_THE TASK_: Repeat the reservoir-pouring text from "The output is" to "out quadratic approaches.", putting "arrangement" in place of "configuration".

The goal is to determine whether we can obtain a reservoir whose final amount of water becomes exactly x after performing at most one such pour operation. We are allowed to either do nothing (if some reservoir already has x water), or pick one destination reservoir i and one source reservoir j and pour j into i.
The output is either a pair i j describing such an operation, or i 0 if reservoir i already contains x initially, or -1 -1 if no valid configuration exists.
The constraints go up to n = 10^5, so any solution that checks all pairs of reservoirs directly would require up to 10^10 operations in the worst case, which is far beyond a 1 second limit. This immediately rules out quadratic approaches.
A subtle point is that pouring from j into i does not require full transfer if capacity limits are hit. The resulting value is min(vi, wi + wj). This creates a saturation behavior that is monotone but not linear.
Edge cases that matter:
A reservoir may already contain x water, and we must immediately output i 0. For example, if x = 3 and wi = 3 for some i, that is already a valid answer.

_RECORDED INFORMATION_:
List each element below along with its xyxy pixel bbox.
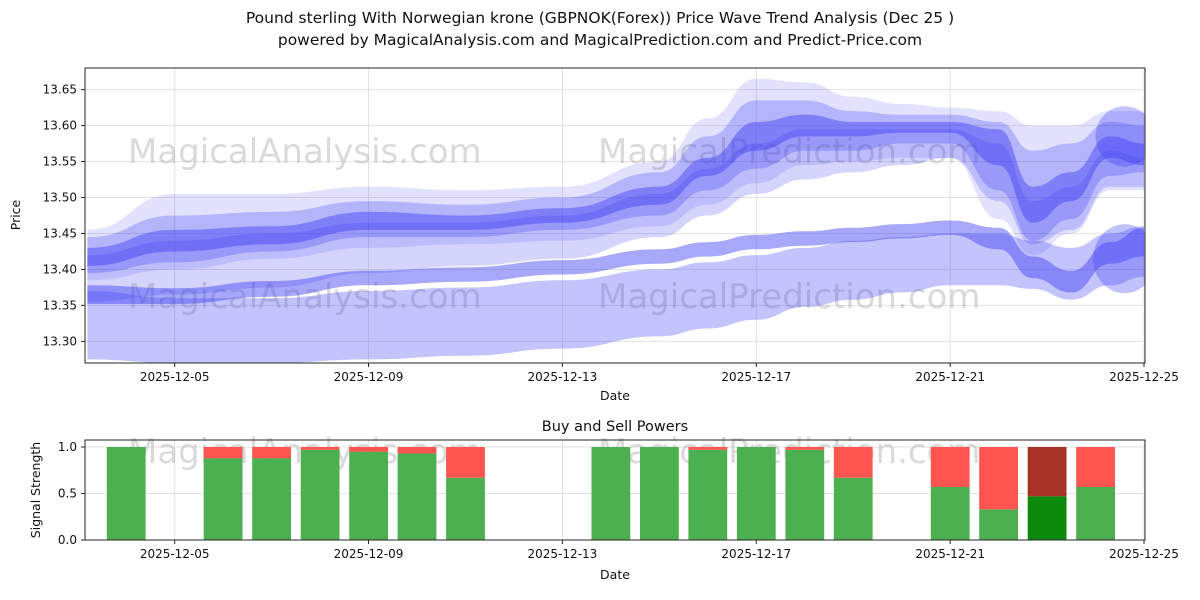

_SOLUTION BELOW_:
The output is either a pair i j describing such an operation, or i 0 if reservoir i already contains x initially, or -1 -1 if no valid arrangement exists.
The constraints go up to n = 10^5, so any solution that checks all pairs of reservoirs directly would require up to 10^10 operations in the worst case, which is far beyond a 1 second limit. This immediately rules out quadratic approaches.